** start of GIVEN TEXT **

The work _De Bella Catilinae_ formed the beginning of his historical
compositions, as is clear from the author's own introduction; but it
was not written till after the murder of Caesar in B. C. 44. In it he
describes the conspiracy of L. Sergius Catilina, a man of noble birth and
high rank, but ruined circumstances; its discovery, and the punishment
of the conspirators at Rome in B. C. 63; and its final and complete
suppression in a pitched battle at the beginning of the year B. C. 62.
The _Bellum Jugurthinum_ treats of the life of Jugurtha, who in
B. C. 118, together with his cousins, Adherbal and Hiempsal, governed
Numidia. Having crushed his two cousins by fraud and violence, Jugurtha
afterwards maintained himself in his usurped kingdom for several years
against the Roman armies and generals that were sent out against him,
until in the end, after several defeats sustained at the hands of the
Roman consuls, L. Metullus and C. Marius, his own ally, Bocchus, king of
Mauretania, delivered him up into the hands of the Roman quaestor,
L. Sulla.
In the work on the war of Catiline, Sallust reveals especially the
corruption of what was called the Roman nobility, by tracing the criminal
designs of the conspirators to their sources - avarice, and the love of
pleasure. In the history of the Jugurthine war, he particularly exposes
and condemns the system of bribery in which the leading men of that
age indulged; but on the other hand, he draws a pleasing contrast in
describing the restoration of military discipline by Metullus and Marius.

** end of GIVEN TEXT **
** start of DATASET EXTRACT **

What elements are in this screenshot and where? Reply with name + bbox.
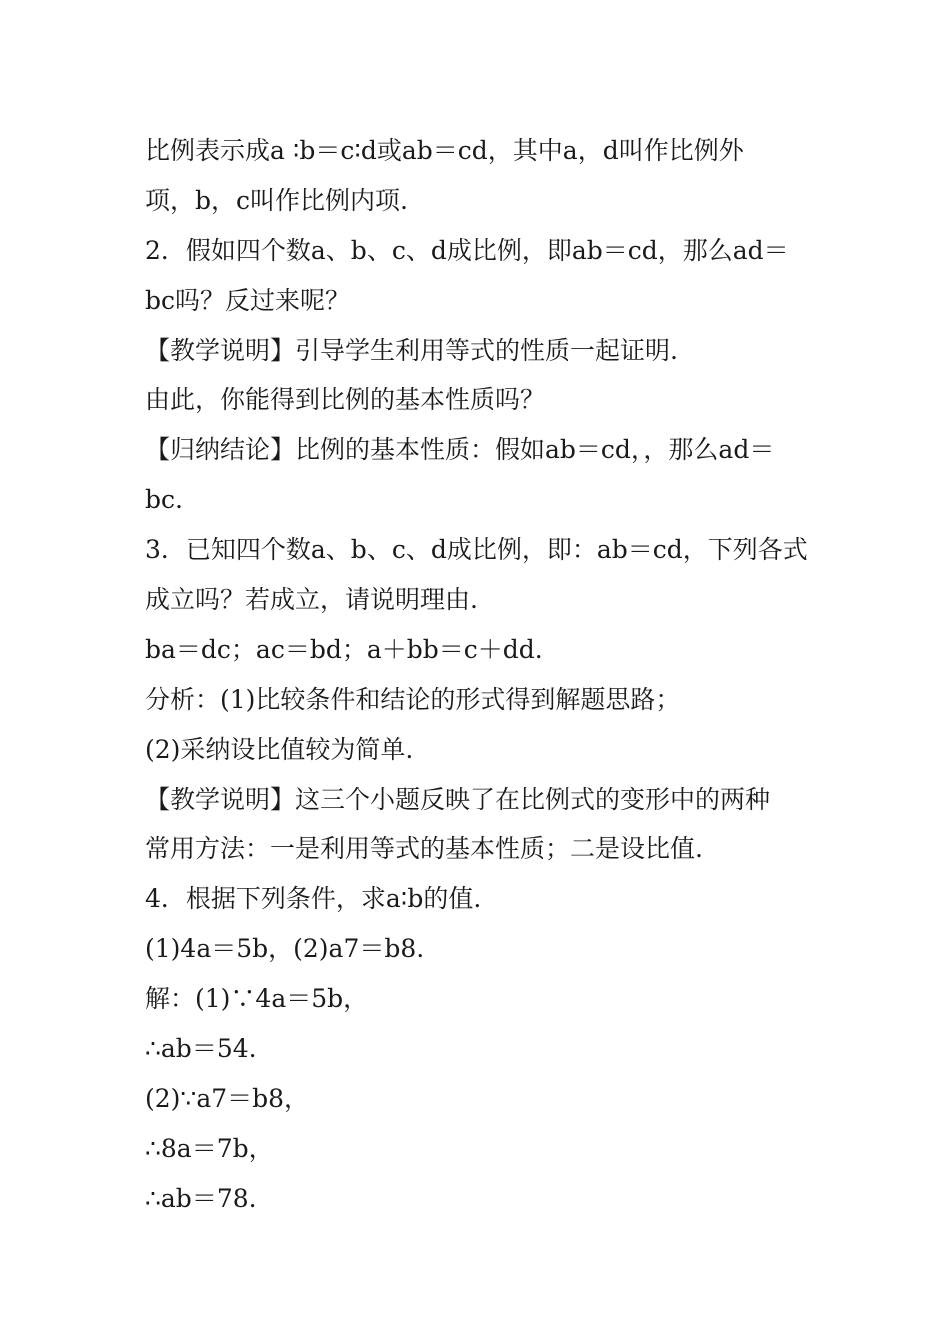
text-line: 常用方法：一是利用等式的基本性质；二是设比值. — [145, 834, 703, 864]
text-line: 比例表示成a ∶b＝c∶d或ab＝cd，其中a，d叫作比例外 — [145, 136, 744, 165]
text-line: ∴8a＝7b， — [145, 1133, 274, 1163]
text-line: ba＝dc；ac＝bd；a＋bb＝c＋dd. — [145, 634, 543, 664]
text-line: 3．已知四个数a、b、c、d成比例，即：ab＝cd，下列各式 — [145, 535, 808, 565]
text-line: 【归纳结论】比例的基本性质：假如ab＝cd，，那么ad＝ — [145, 435, 775, 465]
text-line: (2)∵a7＝b8， — [145, 1083, 310, 1113]
text-line: 项，b，c叫作比例内项. — [145, 185, 408, 215]
text-line: bc. — [145, 485, 183, 515]
text-line: 【教学说明】这三个小题反映了在比例式的变形中的两种 — [145, 784, 771, 814]
text-line: ∴ab＝78. — [145, 1183, 257, 1213]
text-line: 4．根据下列条件，求a∶b的值. — [145, 884, 482, 914]
text-line: (2)采纳设比值较为简单. — [145, 734, 414, 764]
text-line: 成立吗？若成立，请说明理由. — [145, 585, 478, 615]
text-line: 解：(1)∵4a＝5b， — [145, 984, 369, 1014]
text-line: 2．假如四个数a、b、c、d成比例，即ab＝cd，那么ad＝ — [145, 235, 789, 265]
text-line: bc吗？反过来呢？ — [145, 285, 351, 315]
text-line: (1)4a＝5b，(2)a7＝b8. — [145, 934, 425, 964]
text-line: ∴ab＝54. — [145, 1034, 257, 1064]
document-body — [145, 126, 815, 1224]
text-line: 分析：(1)比较条件和结论的形式得到解题思路； — [145, 684, 681, 714]
text-line: 由此，你能得到比例的基本性质吗？ — [145, 385, 546, 415]
text-line: 【教学说明】引导学生利用等式的性质一起证明. — [145, 335, 678, 365]
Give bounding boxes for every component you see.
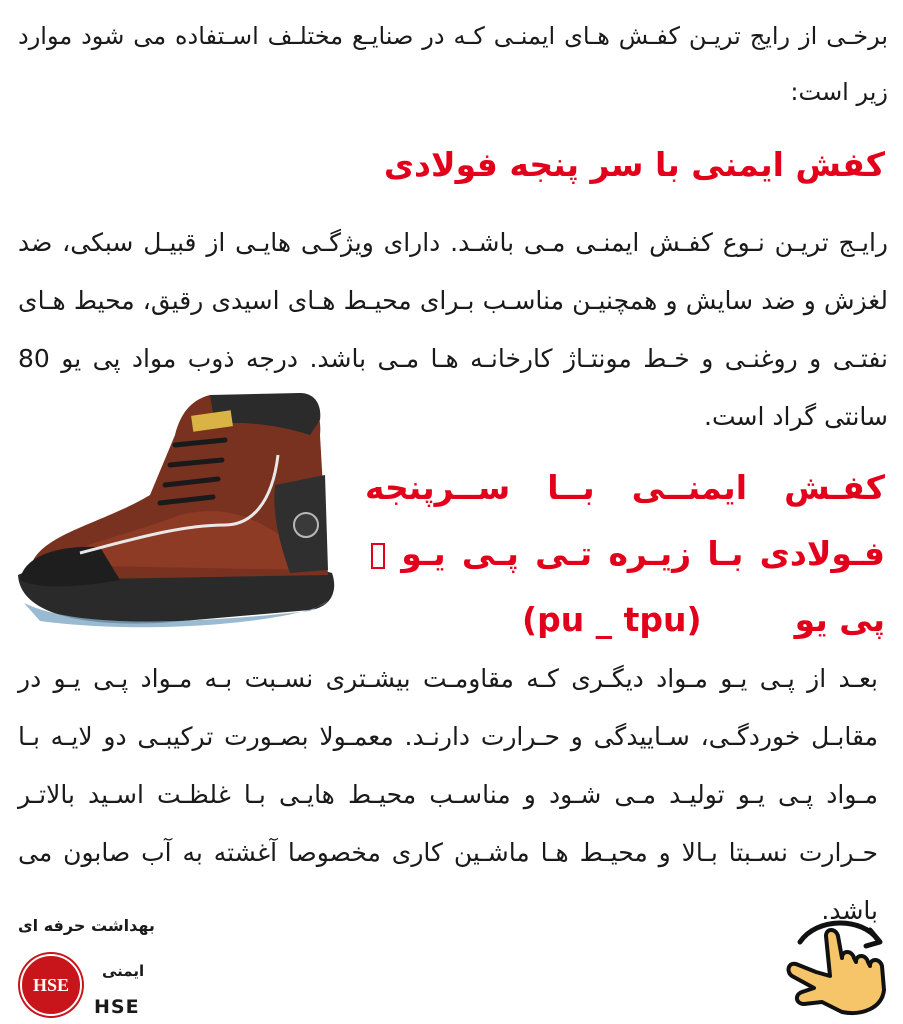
hse-logo [10, 912, 160, 1022]
pu-tpu-paragraph: بعـد از پـی یـو مـواد دیگـری کـه مقاومـت بیشـتری نسـبت بـه مـواد پـی یـو در مقابـل خوردگـی، سـاییدگی و حـرارت دارنـد. معمـولا بصـورت ترکیبـی دو لایـه بـا مـواد پـی یـو تولیـد مـی شـود و مناسـب محیـط هایـی بـا غلظـت اسـید بالاتـر حـرارت نسـبتا بـالا و محیـط هـا ماشـین کاری مخصوصا آغشته به آب صابون می باشد. [18, 664, 878, 925]
logo-title: بهداشت حرفه ای [18, 916, 155, 935]
swipe-hand-icon[interactable] [782, 912, 892, 1020]
heading-steel-toe: کفش ایمنی با سر پنجه فولادی [383, 145, 885, 184]
heading-pu-main: کفـش ایمنــی بــا ســرپنجه فـولادی بـا زیـره تـی پـی یـو [365, 468, 885, 573]
logo-abbr: HSE [94, 996, 140, 1018]
heading-steel-toe-tpu [365, 455, 885, 653]
safety-boot-image [10, 375, 340, 640]
heading-pu-latin: (pu _ tpu) [521, 600, 702, 639]
hse-badge-icon: HSE [20, 954, 82, 1016]
intro-paragraph: برخـی از رایج تریـن کفـش هـای ایمنـی کـه در صنایـع مختلـف اسـتفاده می شود موارد زیر است: [18, 22, 888, 106]
logo-word: ایمنی [102, 962, 145, 980]
steel-toe-paragraph: رایـج تریـن نـوع کفـش ایمنـی مـی باشـد. دارای ویژگـی هایـی از قبیـل سبکی، ضد لغزش و ضد سایش و همچنیـن مناسـب بـرای محیـط هـای اسیدی رقیق، محیط هـای نفتـی و روغنـی و خـط مونتـاژ کارخانـه هـا مـی باشد. درجه ذوب مواد پی یو 80 سانتی گراد است. [18, 228, 888, 431]
heading-pu-suffix: پی یو [794, 600, 885, 639]
missing-glyph-icon [371, 543, 385, 569]
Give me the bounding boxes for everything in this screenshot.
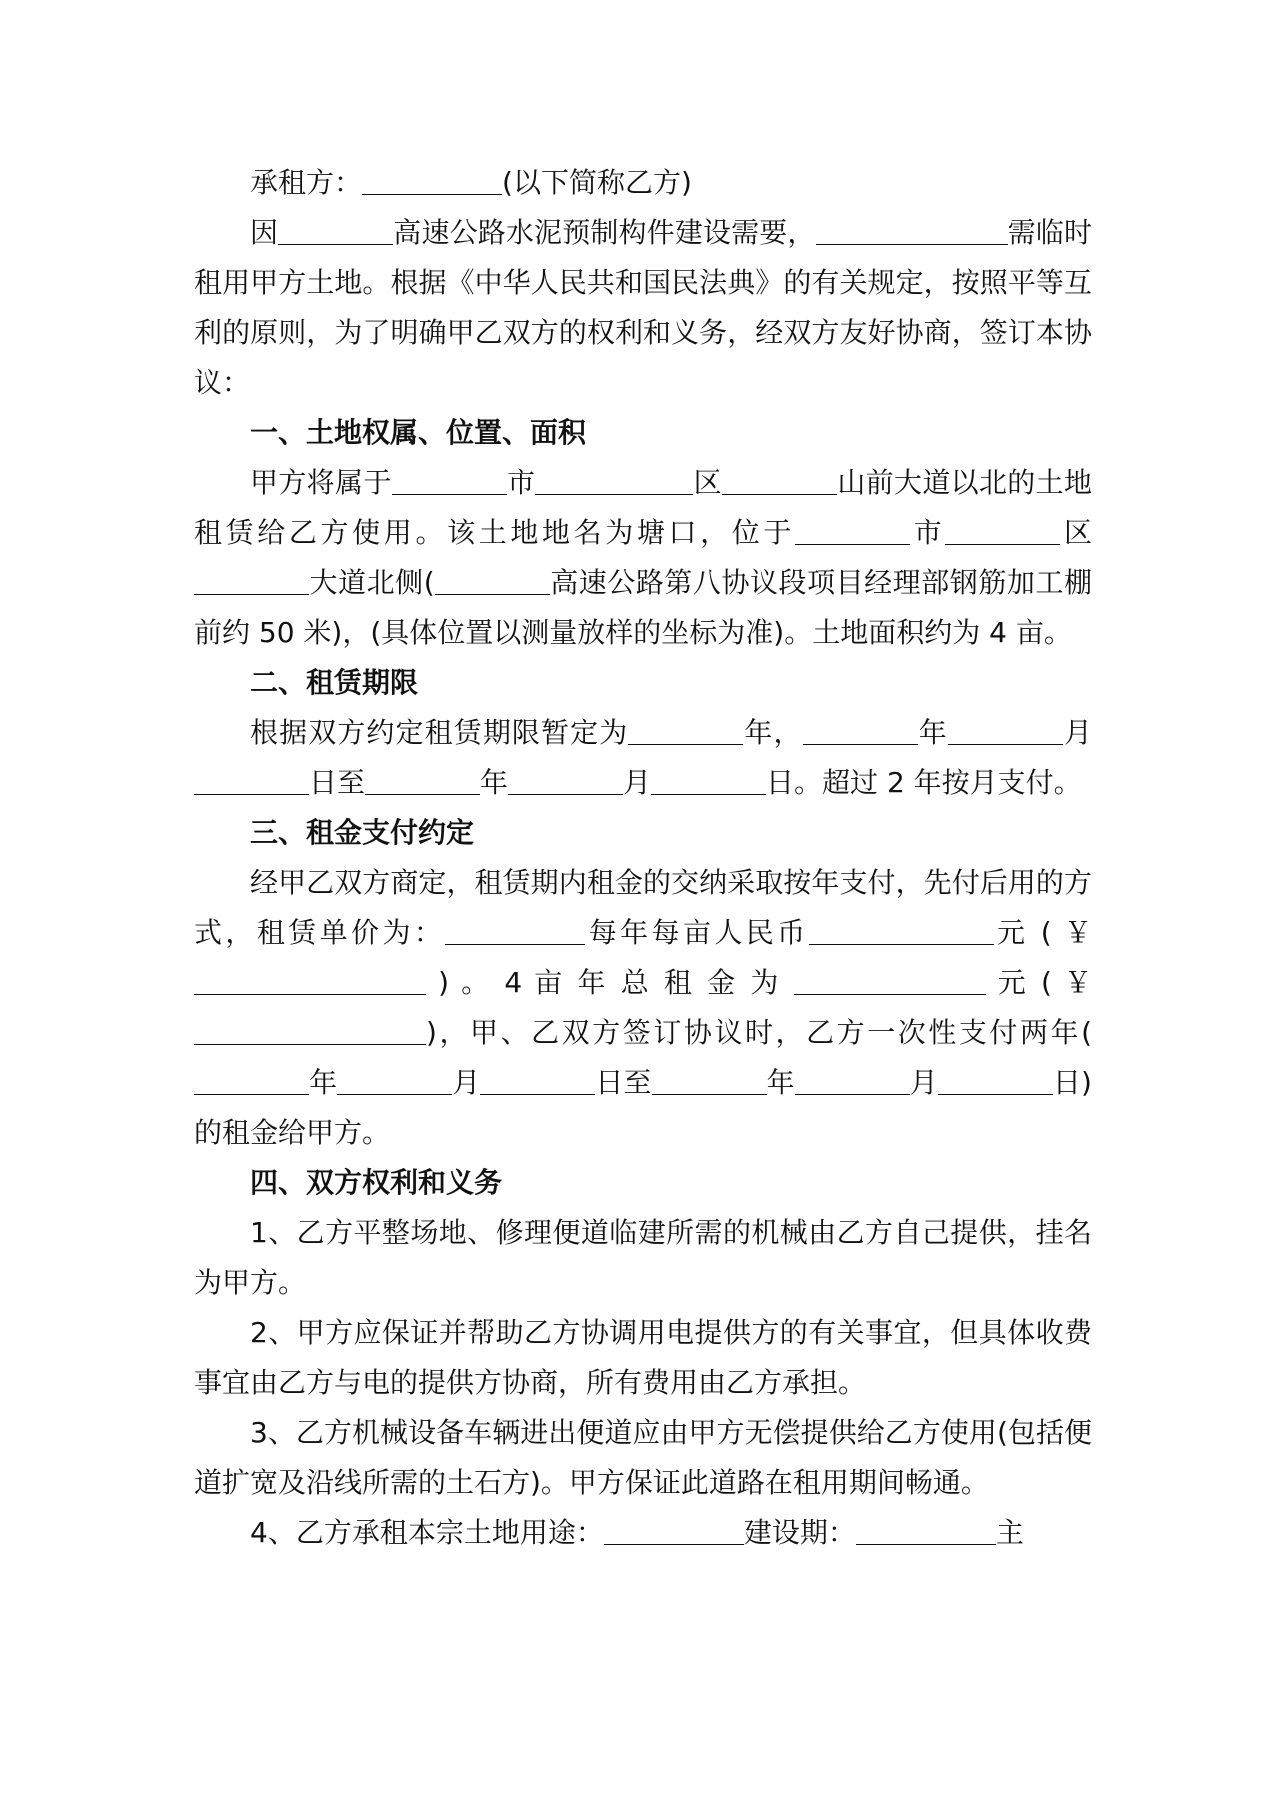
section1-paragraph bbox=[194, 458, 1092, 658]
clause-text: 高速公路第八协议段项目经理部钢筋加工棚前约 50 米)，(具体位置以测量放样的坐标为准)。土地面积约为 4 亩。 bbox=[194, 566, 1092, 649]
start-day-field[interactable] bbox=[194, 765, 309, 795]
clause-text: 年 bbox=[480, 766, 509, 799]
clause-text: 月 bbox=[452, 1066, 481, 1099]
document-body bbox=[194, 158, 1092, 1558]
clause-text: 区 bbox=[1060, 516, 1092, 549]
clause-text: 月 bbox=[623, 766, 652, 799]
pay-start-month-field[interactable] bbox=[337, 1065, 452, 1095]
pay-end-year-field[interactable] bbox=[652, 1065, 767, 1095]
clause-text: 元 ( ￥ bbox=[993, 916, 1092, 949]
end-year-field[interactable] bbox=[365, 765, 480, 795]
clause-text: 年， bbox=[743, 716, 803, 749]
end-month-field[interactable] bbox=[508, 765, 623, 795]
lessee-label: 承租方： bbox=[250, 166, 363, 199]
location-city-field[interactable] bbox=[795, 515, 910, 545]
start-month-field[interactable] bbox=[948, 715, 1063, 745]
end-day-field[interactable] bbox=[651, 765, 766, 795]
land-use-field[interactable] bbox=[604, 1515, 744, 1545]
unit-price-field[interactable] bbox=[445, 915, 585, 945]
section-title: 四、双方权利和义务 bbox=[250, 1166, 503, 1199]
highway-section-field[interactable] bbox=[435, 565, 550, 595]
clause-text: 元 ( ￥ bbox=[985, 966, 1092, 999]
pay-start-year-field[interactable] bbox=[194, 1065, 309, 1095]
intro-paragraph bbox=[194, 208, 1092, 408]
total-rent-yuan-field[interactable] bbox=[194, 1015, 426, 1045]
city-field[interactable] bbox=[392, 465, 507, 495]
clause-text: 月 bbox=[909, 1066, 938, 1099]
section4-item3: 3、乙方机械设备车辆进出便道应由甲方无偿提供给乙方使用(包括便道扩宽及沿线所需的土石方)。甲方保证此道路在租用期间畅通。 bbox=[194, 1416, 1092, 1499]
pay-end-month-field[interactable] bbox=[795, 1065, 910, 1095]
price-rmb-field[interactable] bbox=[809, 915, 994, 945]
clause-text: 主 bbox=[995, 1516, 1024, 1549]
clause-text: 4、乙方承租本宗土地用途： bbox=[250, 1516, 604, 1549]
price-yuan-field[interactable] bbox=[194, 965, 426, 995]
clause-text: 月 bbox=[1062, 716, 1092, 749]
section-title: 二、租赁期限 bbox=[250, 666, 419, 699]
pay-end-day-field[interactable] bbox=[938, 1065, 1053, 1095]
intro-text: 因 bbox=[250, 216, 279, 249]
clause-text: 根据双方约定租赁期限暂定为 bbox=[250, 716, 629, 749]
lessee-name-field[interactable] bbox=[362, 165, 502, 195]
clause-text: 日至 bbox=[309, 766, 366, 799]
road-field[interactable] bbox=[722, 465, 837, 495]
clause-text: 日至 bbox=[595, 1066, 652, 1099]
lessee-line bbox=[194, 158, 1092, 208]
clause-text: 年 bbox=[766, 1066, 795, 1099]
clause-text: 市 bbox=[910, 516, 946, 549]
start-year-field[interactable] bbox=[803, 715, 918, 745]
avenue-field[interactable] bbox=[194, 565, 309, 595]
section4-item4 bbox=[194, 1508, 1092, 1558]
section3-paragraph bbox=[194, 858, 1092, 1158]
lessee-suffix: (以下简称乙方) bbox=[502, 166, 692, 199]
clause-text: 年 bbox=[309, 1066, 338, 1099]
clause-text: 日。超过 2 年按月支付。 bbox=[766, 766, 1082, 799]
clause-text: )，甲、乙双方签订协议时，乙方一次性支付两年( bbox=[426, 1016, 1092, 1049]
total-rent-field[interactable] bbox=[794, 965, 986, 995]
clause-text: 区 bbox=[693, 466, 722, 499]
clause-text: 日)的租金给甲方。 bbox=[194, 1066, 1092, 1149]
clause-text: 经甲乙双方商定，租赁期内租金的交纳采取按年支付，先付后用的方式，租赁单价为： bbox=[194, 866, 1092, 949]
clause-text: 甲方将属于 bbox=[250, 466, 392, 499]
district-field[interactable] bbox=[535, 465, 693, 495]
pay-start-day-field[interactable] bbox=[480, 1065, 595, 1095]
highway-name-field[interactable] bbox=[278, 215, 393, 245]
clause-text: 山前大道以北的土地租赁给乙方使用。该土地地名为塘口，位于 bbox=[194, 466, 1092, 549]
section2-paragraph bbox=[194, 708, 1092, 808]
section-title: 一、土地权属、位置、面积 bbox=[250, 416, 587, 449]
clause-text: 大道北侧( bbox=[309, 566, 435, 599]
clause-text: 市 bbox=[506, 466, 536, 499]
clause-text: 年 bbox=[917, 716, 948, 749]
section4-item1: 1、乙方平整场地、修理便道临建所需的机械由乙方自己提供，挂名为甲方。 bbox=[194, 1216, 1092, 1299]
location-district-field[interactable] bbox=[945, 515, 1060, 545]
clause-text: 每年每亩人民币 bbox=[585, 916, 809, 949]
project-party-field[interactable] bbox=[816, 215, 1008, 245]
construction-period-field[interactable] bbox=[856, 1515, 996, 1545]
intro-text: 高速公路水泥预制构件建设需要， bbox=[393, 216, 816, 249]
intro-text: 需临时租用甲方土地。根据《中华人民共和国民法典》的有关规定，按照平等互利的原则，为了明确甲乙双方的权利和义务，经双方友好协商，签订本协议： bbox=[194, 216, 1092, 399]
section-title: 三、租金支付约定 bbox=[250, 816, 475, 849]
clause-text: ) 。 4 亩 年 总 租 金 为 bbox=[426, 966, 794, 999]
term-years-field[interactable] bbox=[628, 715, 743, 745]
section4-item2: 2、甲方应保证并帮助乙方协调用电提供方的有关事宜，但具体收费事宜由乙方与电的提供方协商，所有费用由乙方承担。 bbox=[194, 1316, 1092, 1399]
clause-text: 建设期： bbox=[743, 1516, 856, 1549]
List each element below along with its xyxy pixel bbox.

** end of DATASET EXTRACT **

(PROBLEM SET)
[a] According to the passage on Sallust's histories, who handed Jugurtha over to the Roman quaestor L. Sulla?
[b] Decide whether each statement agrees with the passage on Sallust's histories, answering yes or no and quoting the words that settle it: (i) The work on Catiline was written before the murder of Caesar. (ii) In B.C. 118 Jugurtha governed Numidia together with his cousins Adherbal and Hiempsal. (iii) Catiline's conspiracy was finally put down in a pitched battle at the beginning of B.C. 62.
[c] Carry on the passage on Sallust's histories from the point where it stops.

(TASK-BY-TASK ANSWERS)
[a] Bocchus, king of Mauretania, who was Jugurtha's own ally.

[b]
(i) No: "it was not written till after the murder of Caesar in B. C. 44."
(ii) Yes: "who in B. C. 118, together with his cousins, Adherbal and Hiempsal, governed Numidia."
(iii) Yes: "its final and complete suppression in a pitched battle at the beginning of the year B. C. 62."

[c]
The difficult campaigns in the extensive and desert country of Numidia,
and the wonderful events of this war, also deserve the attention of the
reader; the more so, as the author has bestowed the greatest care on
giving vivid descriptions of them.
Among the writings of Sallust, which have been transmitted to us in
manuscripts, and are printed in the larger editions of his works, there
are two epistles addressed to Caesar, containing the author's opinions
and advice regarding the new constitution to be given to the republic,
after the defeat of the optimates and their faction by the dictator. They
are written in his own peculiar style: the first contains excellent ideas
and energetic exposures of the general defects and evils in the state,
as well as plans for remedying them; the second adds some proposals
regarding the courts of justice, and the composition of the senate,
the utility and practicability of which appear somewhat doubtful.
The authenticity of these epistles, therefore, is still a matter of
uncertainty. Lastly, there are two Declamations (_declamationes_), the
one purporting to be by M. Cicero against Sallust, and the other by
Sallust against Cicero; but both are evidently unworthy of the character
and style of the men whose names they bear, and are justly considered to
be the production of some wretched rhetorician of the third or fourth
century of the Christian era.[2] Such declaimers made use of all possible
reports that were current respecting the moral weaknesses of the two men,
and respecting an enmity between them, of which history knows nothing,
and which is contradicted by our author himself, by the praise he
bestows, in his 'Catilinarian War,' upon Cicero.
[2] It has indeed been said that Quinctilian, who wrote about the year 95
after Christ, cites passages from these Declamations; but critical
investigation has shown that these passages are interpolations, and
are found only in the worst manuscripts.
Sallust's character as an historian, and his grammatical style, have
been the subjects of contradictory opinions even among the ancients
themselves - both his own contemporaries, and the men of succeeding ages.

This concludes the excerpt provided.